* **Figure dataset records**:
[start]

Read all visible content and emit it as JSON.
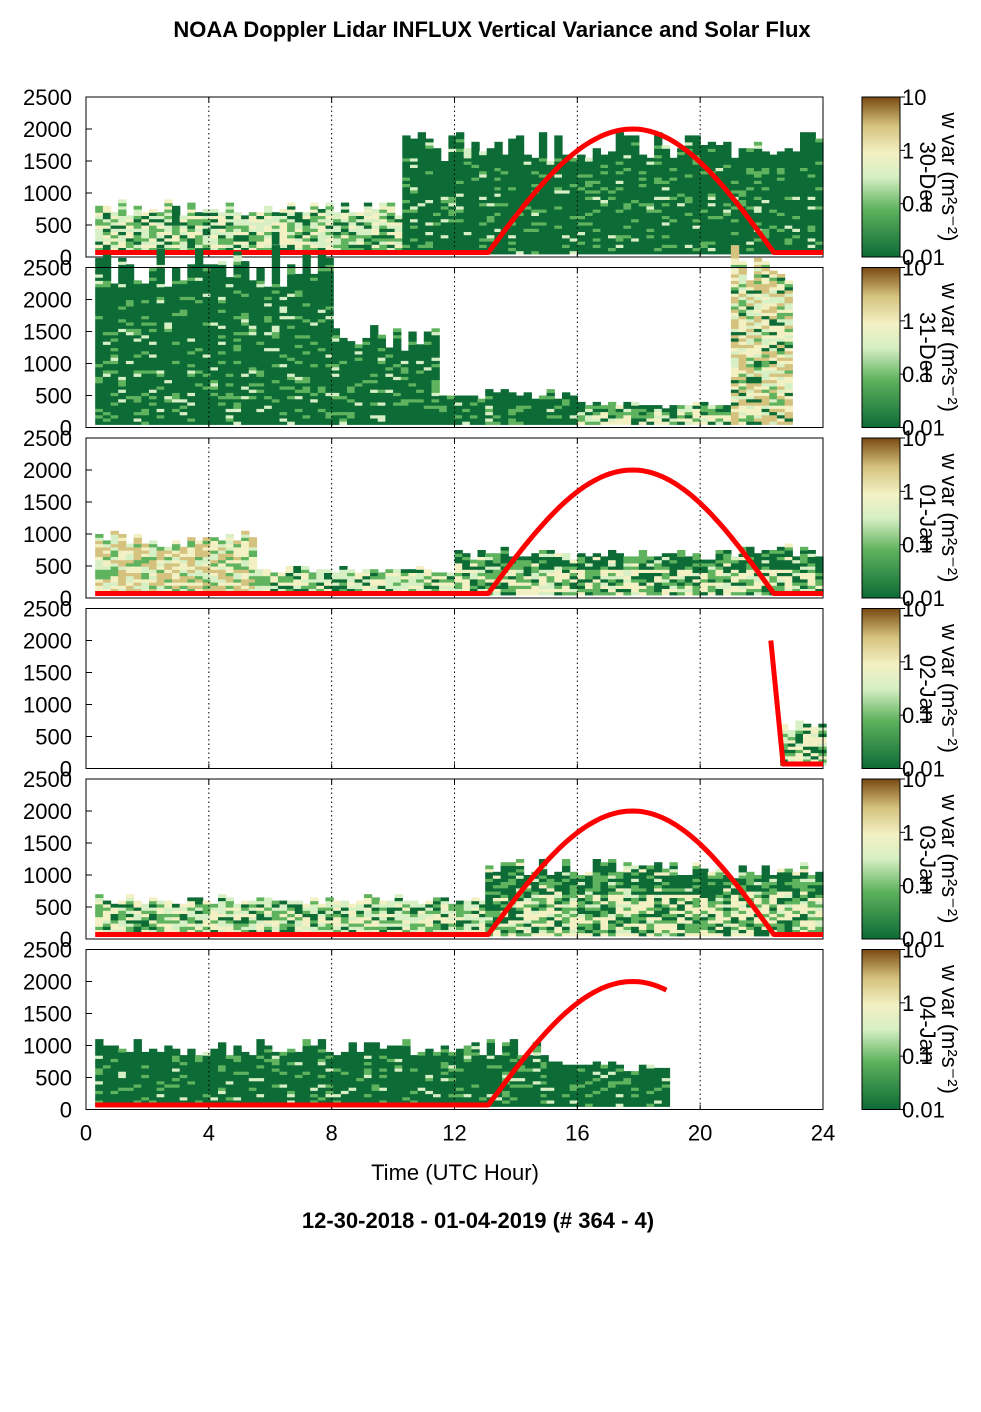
{
  "figure": {
    "title": "NOAA Doppler Lidar INFLUX Vertical Variance and Solar Flux",
    "footer": "12-30-2018 - 01-04-2019   (# 364 - 4)",
    "xlabel": "Time (UTC Hour)",
    "colorbar_label": "w var (m²s⁻²)",
    "colorbar_ticks": [
      "10",
      "1",
      "0.1",
      "0.01"
    ]
  },
  "colors": {
    "dark_green": "#0d6b36",
    "mid_green": "#5fb35e",
    "light_green": "#d7efc4",
    "cream": "#f3f1c4",
    "tan": "#d5c27e",
    "brown": "#7a4a12",
    "solar_line": "#ff0000"
  },
  "chart_data": [
    {
      "type": "heatmap",
      "panel_label": "30-Dec",
      "xlim": [
        0,
        24
      ],
      "ylim": [
        0,
        2500
      ],
      "xticks": [
        0,
        4,
        8,
        12,
        16,
        20,
        24
      ],
      "yticks": [
        0,
        500,
        1000,
        1500,
        2000,
        2500
      ],
      "zlabel": "w var (m²s⁻²)",
      "zscale": "log",
      "zlim": [
        0.01,
        10
      ],
      "coverage": [
        {
          "start": 0.3,
          "end": 10.3,
          "top": 750,
          "level": "low"
        },
        {
          "start": 10.3,
          "end": 13.5,
          "top": 1700,
          "level": "dark"
        },
        {
          "start": 13.5,
          "end": 24.0,
          "top": 1750,
          "level": "dark"
        }
      ],
      "solar": {
        "start": 13.1,
        "end": 22.4,
        "peak_hour": 17.8,
        "peak": 2000,
        "baseline": 70,
        "night_start": 0.3,
        "night_end": 24.0
      }
    },
    {
      "type": "heatmap",
      "panel_label": "31-Dec",
      "xlim": [
        0,
        24
      ],
      "ylim": [
        0,
        2500
      ],
      "xticks": [
        0,
        4,
        8,
        12,
        16,
        20,
        24
      ],
      "yticks": [
        0,
        500,
        1000,
        1500,
        2000,
        2500
      ],
      "zlabel": "w var (m²s⁻²)",
      "zscale": "log",
      "zlim": [
        0.01,
        10
      ],
      "coverage": [
        {
          "start": 0.3,
          "end": 8.0,
          "top": 2450,
          "level": "dark"
        },
        {
          "start": 8.0,
          "end": 11.5,
          "top": 1400,
          "level": "dark"
        },
        {
          "start": 11.5,
          "end": 16.0,
          "top": 500,
          "level": "dark"
        },
        {
          "start": 16.0,
          "end": 21.0,
          "top": 350,
          "level": "mixed"
        },
        {
          "start": 21.0,
          "end": 22.9,
          "top": 2500,
          "level": "bright"
        }
      ],
      "solar": null
    },
    {
      "type": "heatmap",
      "panel_label": "01-Jan",
      "xlim": [
        0,
        24
      ],
      "ylim": [
        0,
        2500
      ],
      "xticks": [
        0,
        4,
        8,
        12,
        16,
        20,
        24
      ],
      "yticks": [
        0,
        500,
        1000,
        1500,
        2000,
        2500
      ],
      "zlabel": "w var (m²s⁻²)",
      "zscale": "log",
      "zlim": [
        0.01,
        10
      ],
      "coverage": [
        {
          "start": 0.3,
          "end": 5.5,
          "top": 900,
          "level": "high"
        },
        {
          "start": 5.5,
          "end": 12.0,
          "top": 420,
          "level": "low"
        },
        {
          "start": 12.0,
          "end": 24.0,
          "top": 700,
          "level": "mixed"
        }
      ],
      "solar": {
        "start": 13.1,
        "end": 22.4,
        "peak_hour": 17.8,
        "peak": 2000,
        "baseline": 70,
        "night_start": 0.3,
        "night_end": 24.0
      }
    },
    {
      "type": "heatmap",
      "panel_label": "02-Jan",
      "xlim": [
        0,
        24
      ],
      "ylim": [
        0,
        2500
      ],
      "xticks": [
        0,
        4,
        8,
        12,
        16,
        20,
        24
      ],
      "yticks": [
        0,
        500,
        1000,
        1500,
        2000,
        2500
      ],
      "zlabel": "w var (m²s⁻²)",
      "zscale": "log",
      "zlim": [
        0.01,
        10
      ],
      "coverage": [
        {
          "start": 22.6,
          "end": 24.0,
          "top": 620,
          "level": "low"
        }
      ],
      "solar": {
        "segment": [
          [
            22.3,
            2000
          ],
          [
            22.7,
            70
          ],
          [
            24.0,
            70
          ]
        ]
      }
    },
    {
      "type": "heatmap",
      "panel_label": "03-Jan",
      "xlim": [
        0,
        24
      ],
      "ylim": [
        0,
        2500
      ],
      "xticks": [
        0,
        4,
        8,
        12,
        16,
        20,
        24
      ],
      "yticks": [
        0,
        500,
        1000,
        1500,
        2000,
        2500
      ],
      "zlabel": "w var (m²s⁻²)",
      "zscale": "log",
      "zlim": [
        0.01,
        10
      ],
      "coverage": [
        {
          "start": 0.3,
          "end": 13.0,
          "top": 600,
          "level": "low"
        },
        {
          "start": 13.0,
          "end": 24.0,
          "top": 1100,
          "level": "mixed"
        }
      ],
      "solar": {
        "start": 13.1,
        "end": 22.4,
        "peak_hour": 17.8,
        "peak": 2000,
        "baseline": 70,
        "night_start": 0.3,
        "night_end": 24.0
      }
    },
    {
      "type": "heatmap",
      "panel_label": "04-Jan",
      "xlim": [
        0,
        24
      ],
      "ylim": [
        0,
        2500
      ],
      "xticks": [
        0,
        4,
        8,
        12,
        16,
        20,
        24
      ],
      "yticks": [
        0,
        500,
        1000,
        1500,
        2000,
        2500
      ],
      "zlabel": "w var (m²s⁻²)",
      "zscale": "log",
      "zlim": [
        0.01,
        10
      ],
      "coverage": [
        {
          "start": 0.3,
          "end": 15.0,
          "top": 950,
          "level": "dark"
        },
        {
          "start": 15.0,
          "end": 18.9,
          "top": 650,
          "level": "dark"
        }
      ],
      "solar": {
        "start": 13.1,
        "end": 22.4,
        "peak_hour": 17.8,
        "peak": 2000,
        "baseline": 70,
        "night_start": 0.3,
        "night_end": 18.9
      }
    }
  ]
}
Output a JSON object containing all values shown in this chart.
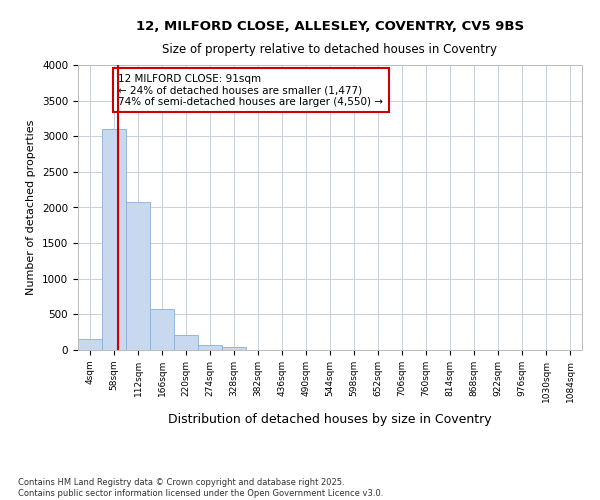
{
  "title_line1": "12, MILFORD CLOSE, ALLESLEY, COVENTRY, CV5 9BS",
  "title_line2": "Size of property relative to detached houses in Coventry",
  "xlabel": "Distribution of detached houses by size in Coventry",
  "ylabel": "Number of detached properties",
  "footer_line1": "Contains HM Land Registry data © Crown copyright and database right 2025.",
  "footer_line2": "Contains public sector information licensed under the Open Government Licence v3.0.",
  "bin_labels": [
    "4sqm",
    "58sqm",
    "112sqm",
    "166sqm",
    "220sqm",
    "274sqm",
    "328sqm",
    "382sqm",
    "436sqm",
    "490sqm",
    "544sqm",
    "598sqm",
    "652sqm",
    "706sqm",
    "760sqm",
    "814sqm",
    "868sqm",
    "922sqm",
    "976sqm",
    "1030sqm",
    "1084sqm"
  ],
  "bar_values": [
    150,
    3100,
    2080,
    580,
    205,
    65,
    40,
    0,
    0,
    0,
    0,
    0,
    0,
    0,
    0,
    0,
    0,
    0,
    0,
    0,
    0
  ],
  "bar_color": "#c8d8ee",
  "bar_edge_color": "#8ab0d8",
  "annotation_title": "12 MILFORD CLOSE: 91sqm",
  "annotation_line1": "← 24% of detached houses are smaller (1,477)",
  "annotation_line2": "74% of semi-detached houses are larger (4,550) →",
  "annotation_box_color": "#ffffff",
  "annotation_box_edge": "#cc0000",
  "red_line_color": "#cc0000",
  "red_line_bar_index": 1,
  "ylim": [
    0,
    4000
  ],
  "yticks": [
    0,
    500,
    1000,
    1500,
    2000,
    2500,
    3000,
    3500,
    4000
  ],
  "background_color": "#ffffff",
  "grid_color": "#c8d0dc"
}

[end]

* **INSTRUCTION**:
The pictures should not appear in the copy; every other part of the records above must be returned exactly.

* **RESPONSE**:
Read all visible content and emit it as JSON.
{
  "figure": {
    "title": "NOAA Doppler Lidar INFLUX Vertical Variance and Solar Flux",
    "footer": "12-30-2018 - 01-04-2019   (# 364 - 4)",
    "xlabel": "Time (UTC Hour)",
    "colorbar_label": "w var (m²s⁻²)",
    "colorbar_ticks": [
      "10",
      "1",
      "0.1",
      "0.01"
    ]
  },
  "colors": {
    "dark_green": "#0d6b36",
    "mid_green": "#5fb35e",
    "light_green": "#d7efc4",
    "cream": "#f3f1c4",
    "tan": "#d5c27e",
    "brown": "#7a4a12",
    "solar_line": "#ff0000"
  },
  "chart_data": [
    {
      "type": "heatmap",
      "panel_label": "30-Dec",
      "xlim": [
        0,
        24
      ],
      "ylim": [
        0,
        2500
      ],
      "xticks": [
        0,
        4,
        8,
        12,
        16,
        20,
        24
      ],
      "yticks": [
        0,
        500,
        1000,
        1500,
        2000,
        2500
      ],
      "zlabel": "w var (m²s⁻²)",
      "zscale": "log",
      "zlim": [
        0.01,
        10
      ],
      "coverage": [
        {
          "start": 0.3,
          "end": 10.3,
          "top": 750,
          "level": "low"
        },
        {
          "start": 10.3,
          "end": 13.5,
          "top": 1700,
          "level": "dark"
        },
        {
          "start": 13.5,
          "end": 24.0,
          "top": 1750,
          "level": "dark"
        }
      ],
      "solar": {
        "start": 13.1,
        "end": 22.4,
        "peak_hour": 17.8,
        "peak": 2000,
        "baseline": 70,
        "night_start": 0.3,
        "night_end": 24.0
      }
    },
    {
      "type": "heatmap",
      "panel_label": "31-Dec",
      "xlim": [
        0,
        24
      ],
      "ylim": [
        0,
        2500
      ],
      "xticks": [
        0,
        4,
        8,
        12,
        16,
        20,
        24
      ],
      "yticks": [
        0,
        500,
        1000,
        1500,
        2000,
        2500
      ],
      "zlabel": "w var (m²s⁻²)",
      "zscale": "log",
      "zlim": [
        0.01,
        10
      ],
      "coverage": [
        {
          "start": 0.3,
          "end": 8.0,
          "top": 2450,
          "level": "dark"
        },
        {
          "start": 8.0,
          "end": 11.5,
          "top": 1400,
          "level": "dark"
        },
        {
          "start": 11.5,
          "end": 16.0,
          "top": 500,
          "level": "dark"
        },
        {
          "start": 16.0,
          "end": 21.0,
          "top": 350,
          "level": "mixed"
        },
        {
          "start": 21.0,
          "end": 22.9,
          "top": 2500,
          "level": "bright"
        }
      ],
      "solar": null
    },
    {
      "type": "heatmap",
      "panel_label": "01-Jan",
      "xlim": [
        0,
        24
      ],
      "ylim": [
        0,
        2500
      ],
      "xticks": [
        0,
        4,
        8,
        12,
        16,
        20,
        24
      ],
      "yticks": [
        0,
        500,
        1000,
        1500,
        2000,
        2500
      ],
      "zlabel": "w var (m²s⁻²)",
      "zscale": "log",
      "zlim": [
        0.01,
        10
      ],
      "coverage": [
        {
          "start": 0.3,
          "end": 5.5,
          "top": 900,
          "level": "high"
        },
        {
          "start": 5.5,
          "end": 12.0,
          "top": 420,
          "level": "low"
        },
        {
          "start": 12.0,
          "end": 24.0,
          "top": 700,
          "level": "mixed"
        }
      ],
      "solar": {
        "start": 13.1,
        "end": 22.4,
        "peak_hour": 17.8,
        "peak": 2000,
        "baseline": 70,
        "night_start": 0.3,
        "night_end": 24.0
      }
    },
    {
      "type": "heatmap",
      "panel_label": "02-Jan",
      "xlim": [
        0,
        24
      ],
      "ylim": [
        0,
        2500
      ],
      "xticks": [
        0,
        4,
        8,
        12,
        16,
        20,
        24
      ],
      "yticks": [
        0,
        500,
        1000,
        1500,
        2000,
        2500
      ],
      "zlabel": "w var (m²s⁻²)",
      "zscale": "log",
      "zlim": [
        0.01,
        10
      ],
      "coverage": [
        {
          "start": 22.6,
          "end": 24.0,
          "top": 620,
          "level": "low"
        }
      ],
      "solar": {
        "segment": [
          [
            22.3,
            2000
          ],
          [
            22.7,
            70
          ],
          [
            24.0,
            70
          ]
        ]
      }
    },
    {
      "type": "heatmap",
      "panel_label": "03-Jan",
      "xlim": [
        0,
        24
      ],
      "ylim": [
        0,
        2500
      ],
      "xticks": [
        0,
        4,
        8,
        12,
        16,
        20,
        24
      ],
      "yticks": [
        0,
        500,
        1000,
        1500,
        2000,
        2500
      ],
      "zlabel": "w var (m²s⁻²)",
      "zscale": "log",
      "zlim": [
        0.01,
        10
      ],
      "coverage": [
        {
          "start": 0.3,
          "end": 13.0,
          "top": 600,
          "level": "low"
        },
        {
          "start": 13.0,
          "end": 24.0,
          "top": 1100,
          "level": "mixed"
        }
      ],
      "solar": {
        "start": 13.1,
        "end": 22.4,
        "peak_hour": 17.8,
        "peak": 2000,
        "baseline": 70,
        "night_start": 0.3,
        "night_end": 24.0
      }
    },
    {
      "type": "heatmap",
      "panel_label": "04-Jan",
      "xlim": [
        0,
        24
      ],
      "ylim": [
        0,
        2500
      ],
      "xticks": [
        0,
        4,
        8,
        12,
        16,
        20,
        24
      ],
      "yticks": [
        0,
        500,
        1000,
        1500,
        2000,
        2500
      ],
      "zlabel": "w var (m²s⁻²)",
      "zscale": "log",
      "zlim": [
        0.01,
        10
      ],
      "coverage": [
        {
          "start": 0.3,
          "end": 15.0,
          "top": 950,
          "level": "dark"
        },
        {
          "start": 15.0,
          "end": 18.9,
          "top": 650,
          "level": "dark"
        }
      ],
      "solar": {
        "start": 13.1,
        "end": 22.4,
        "peak_hour": 17.8,
        "peak": 2000,
        "baseline": 70,
        "night_start": 0.3,
        "night_end": 18.9
      }
    }
  ]
}
Output a JSON object containing all values shown in this chart.
{
  "title_line1": "12, MILFORD CLOSE, ALLESLEY, COVENTRY, CV5 9BS",
  "title_line2": "Size of property relative to detached houses in Coventry",
  "xlabel": "Distribution of detached houses by size in Coventry",
  "ylabel": "Number of detached properties",
  "footer_line1": "Contains HM Land Registry data © Crown copyright and database right 2025.",
  "footer_line2": "Contains public sector information licensed under the Open Government Licence v3.0.",
  "bin_labels": [
    "4sqm",
    "58sqm",
    "112sqm",
    "166sqm",
    "220sqm",
    "274sqm",
    "328sqm",
    "382sqm",
    "436sqm",
    "490sqm",
    "544sqm",
    "598sqm",
    "652sqm",
    "706sqm",
    "760sqm",
    "814sqm",
    "868sqm",
    "922sqm",
    "976sqm",
    "1030sqm",
    "1084sqm"
  ],
  "bar_values": [
    150,
    3100,
    2080,
    580,
    205,
    65,
    40,
    0,
    0,
    0,
    0,
    0,
    0,
    0,
    0,
    0,
    0,
    0,
    0,
    0,
    0
  ],
  "bar_color": "#c8d8ee",
  "bar_edge_color": "#8ab0d8",
  "annotation_title": "12 MILFORD CLOSE: 91sqm",
  "annotation_line1": "← 24% of detached houses are smaller (1,477)",
  "annotation_line2": "74% of semi-detached houses are larger (4,550) →",
  "annotation_box_color": "#ffffff",
  "annotation_box_edge": "#cc0000",
  "red_line_color": "#cc0000",
  "red_line_bar_index": 1,
  "ylim": [
    0,
    4000
  ],
  "yticks": [
    0,
    500,
    1000,
    1500,
    2000,
    2500,
    3000,
    3500,
    4000
  ],
  "background_color": "#ffffff",
  "grid_color": "#c8d0dc"
}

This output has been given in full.